(DATA EXTRACT):
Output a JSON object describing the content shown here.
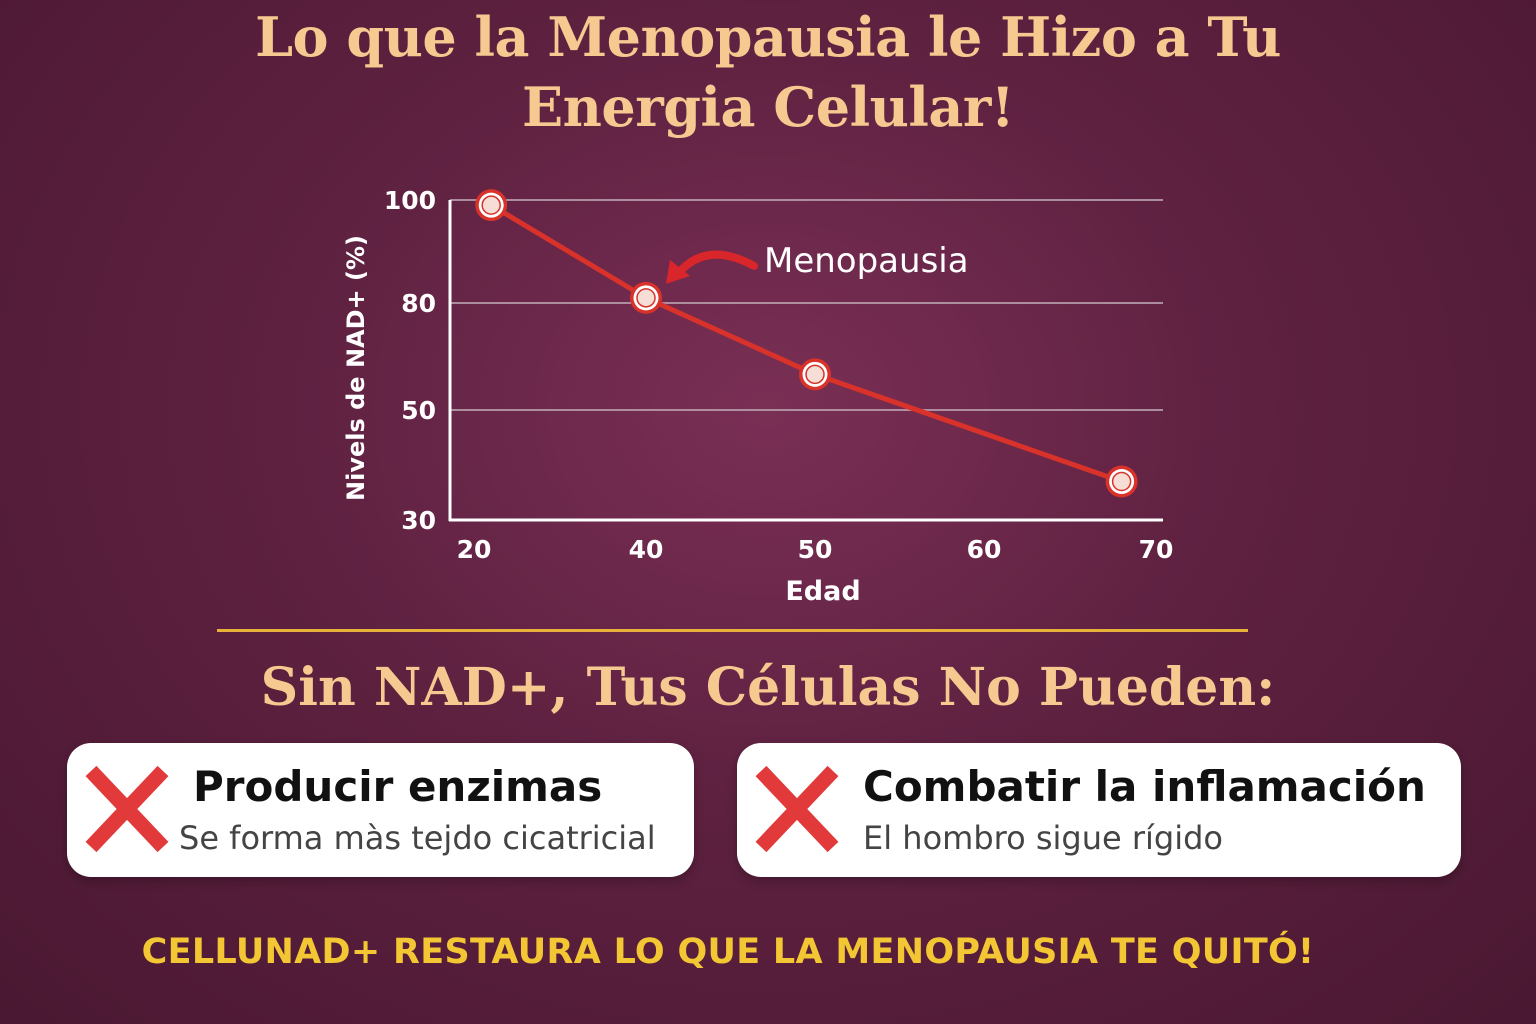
{
  "title": {
    "line1": "Lo que la Menopausia le Hizo a Tu",
    "line2": "Energia Celular!"
  },
  "colors": {
    "background": "#5e2140",
    "title": "#f5c98f",
    "line": "#d8322a",
    "grid": "#b9a0ad",
    "axis": "#ffffff",
    "divider": "#e8b13a",
    "cta": "#f3c633",
    "x_mark": "#e23a3a"
  },
  "chart_data": {
    "type": "line",
    "xlabel": "Edad",
    "ylabel": "Nivels de NAD+ (%)",
    "x_ticks": [
      20,
      40,
      50,
      60,
      70
    ],
    "y_ticks": [
      100,
      80,
      50,
      30
    ],
    "grid": true,
    "series": [
      {
        "points": [
          {
            "x": 22,
            "y": 99
          },
          {
            "x": 40,
            "y": 81
          },
          {
            "x": 50,
            "y": 60
          },
          {
            "x": 68,
            "y": 37
          }
        ]
      }
    ],
    "annotation": {
      "text": "Menopausia",
      "x": 40,
      "y": 81,
      "icon": "curved-arrow-icon"
    }
  },
  "section": {
    "subtitle": "Sin NAD+, Tus Células No Pueden:"
  },
  "cards": [
    {
      "icon": "x-mark-icon",
      "heading": "Producir enzimas",
      "detail": "Se forma màs tejdo cicatricial"
    },
    {
      "icon": "x-mark-icon",
      "heading": "Combatir la inflamación",
      "detail": "El hombro sigue rígido"
    }
  ],
  "cta": "CELLUNAD+ RESTAURA LO QUE LA MENOPAUSIA TE QUITÓ!"
}
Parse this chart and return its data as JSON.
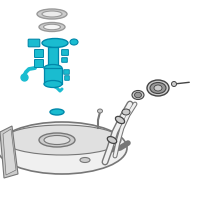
{
  "bg_color": "#ffffff",
  "highlight_color": "#1abcd0",
  "pump_edge": "#0088aa",
  "line_color": "#666666",
  "dark_color": "#444444",
  "gray_color": "#999999",
  "light_gray": "#cccccc",
  "tank_fill": "#f0f0f0",
  "tank_stroke": "#777777",
  "tank_inner": "#e0e0e0"
}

(TASK STATEMENT): Each record should be quoted exactly, with the images omitted.

(ANSWER TO THIS PROBLEM):
Output a JSON object describing the content shown here.
{
  "title": {
    "line1": "Lo que la Menopausia le Hizo a Tu",
    "line2": "Energia Celular!"
  },
  "colors": {
    "background": "#5e2140",
    "title": "#f5c98f",
    "line": "#d8322a",
    "grid": "#b9a0ad",
    "axis": "#ffffff",
    "divider": "#e8b13a",
    "cta": "#f3c633",
    "x_mark": "#e23a3a"
  },
  "chart_data": {
    "type": "line",
    "xlabel": "Edad",
    "ylabel": "Nivels de NAD+ (%)",
    "x_ticks": [
      20,
      40,
      50,
      60,
      70
    ],
    "y_ticks": [
      100,
      80,
      50,
      30
    ],
    "grid": true,
    "series": [
      {
        "points": [
          {
            "x": 22,
            "y": 99
          },
          {
            "x": 40,
            "y": 81
          },
          {
            "x": 50,
            "y": 60
          },
          {
            "x": 68,
            "y": 37
          }
        ]
      }
    ],
    "annotation": {
      "text": "Menopausia",
      "x": 40,
      "y": 81,
      "icon": "curved-arrow-icon"
    }
  },
  "section": {
    "subtitle": "Sin NAD+, Tus Células No Pueden:"
  },
  "cards": [
    {
      "icon": "x-mark-icon",
      "heading": "Producir enzimas",
      "detail": "Se forma màs tejdo cicatricial"
    },
    {
      "icon": "x-mark-icon",
      "heading": "Combatir la inflamación",
      "detail": "El hombro sigue rígido"
    }
  ],
  "cta": "CELLUNAD+ RESTAURA LO QUE LA MENOPAUSIA TE QUITÓ!"
}
Parse this chart and return its data as JSON.
{
  "bg_color": "#ffffff",
  "highlight_color": "#1abcd0",
  "pump_edge": "#0088aa",
  "line_color": "#666666",
  "dark_color": "#444444",
  "gray_color": "#999999",
  "light_gray": "#cccccc",
  "tank_fill": "#f0f0f0",
  "tank_stroke": "#777777",
  "tank_inner": "#e0e0e0"
}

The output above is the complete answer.